* Aim of the task *
Nothing in the records may be left out or altered; reproduce them all exactly.

— start Data rows —

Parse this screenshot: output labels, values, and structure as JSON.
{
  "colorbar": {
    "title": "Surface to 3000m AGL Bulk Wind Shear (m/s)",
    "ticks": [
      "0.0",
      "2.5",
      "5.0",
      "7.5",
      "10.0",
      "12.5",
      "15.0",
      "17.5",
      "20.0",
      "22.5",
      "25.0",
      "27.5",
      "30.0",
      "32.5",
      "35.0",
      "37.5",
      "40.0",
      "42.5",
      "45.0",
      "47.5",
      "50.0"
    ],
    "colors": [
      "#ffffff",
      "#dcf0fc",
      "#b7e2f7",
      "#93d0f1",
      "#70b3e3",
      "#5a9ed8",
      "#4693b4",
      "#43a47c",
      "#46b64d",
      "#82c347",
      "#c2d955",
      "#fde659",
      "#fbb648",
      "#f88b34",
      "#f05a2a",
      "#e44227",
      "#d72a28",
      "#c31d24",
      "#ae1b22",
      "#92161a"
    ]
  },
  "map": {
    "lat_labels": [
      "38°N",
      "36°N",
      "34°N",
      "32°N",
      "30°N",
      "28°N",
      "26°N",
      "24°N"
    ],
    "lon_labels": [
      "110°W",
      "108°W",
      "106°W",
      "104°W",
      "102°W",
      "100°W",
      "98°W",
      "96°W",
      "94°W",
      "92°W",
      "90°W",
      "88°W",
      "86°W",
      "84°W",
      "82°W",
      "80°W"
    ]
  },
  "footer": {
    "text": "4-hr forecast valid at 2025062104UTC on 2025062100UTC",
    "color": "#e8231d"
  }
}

— end Data rows —

* Answer *
Parse this screenshot: output labels, values, and structure as JSON.
{
  "colorbar": {
    "title": "Surface to 3000m AGL Bulk Wind Shear (m/s)",
    "ticks": [
      "0.0",
      "2.5",
      "5.0",
      "7.5",
      "10.0",
      "12.5",
      "15.0",
      "17.5",
      "20.0",
      "22.5",
      "25.0",
      "27.5",
      "30.0",
      "32.5",
      "35.0",
      "37.5",
      "40.0",
      "42.5",
      "45.0",
      "47.5",
      "50.0"
    ],
    "colors": [
      "#ffffff",
      "#dcf0fc",
      "#b7e2f7",
      "#93d0f1",
      "#70b3e3",
      "#5a9ed8",
      "#4693b4",
      "#43a47c",
      "#46b64d",
      "#82c347",
      "#c2d955",
      "#fde659",
      "#fbb648",
      "#f88b34",
      "#f05a2a",
      "#e44227",
      "#d72a28",
      "#c31d24",
      "#ae1b22",
      "#92161a"
    ]
  },
  "map": {
    "lat_labels": [
      "38°N",
      "36°N",
      "34°N",
      "32°N",
      "30°N",
      "28°N",
      "26°N",
      "24°N"
    ],
    "lon_labels": [
      "110°W",
      "108°W",
      "106°W",
      "104°W",
      "102°W",
      "100°W",
      "98°W",
      "96°W",
      "94°W",
      "92°W",
      "90°W",
      "88°W",
      "86°W",
      "84°W",
      "82°W",
      "80°W"
    ]
  },
  "footer": {
    "text": "4-hr forecast valid at 2025062104UTC on 2025062100UTC",
    "color": "#e8231d"
  }
}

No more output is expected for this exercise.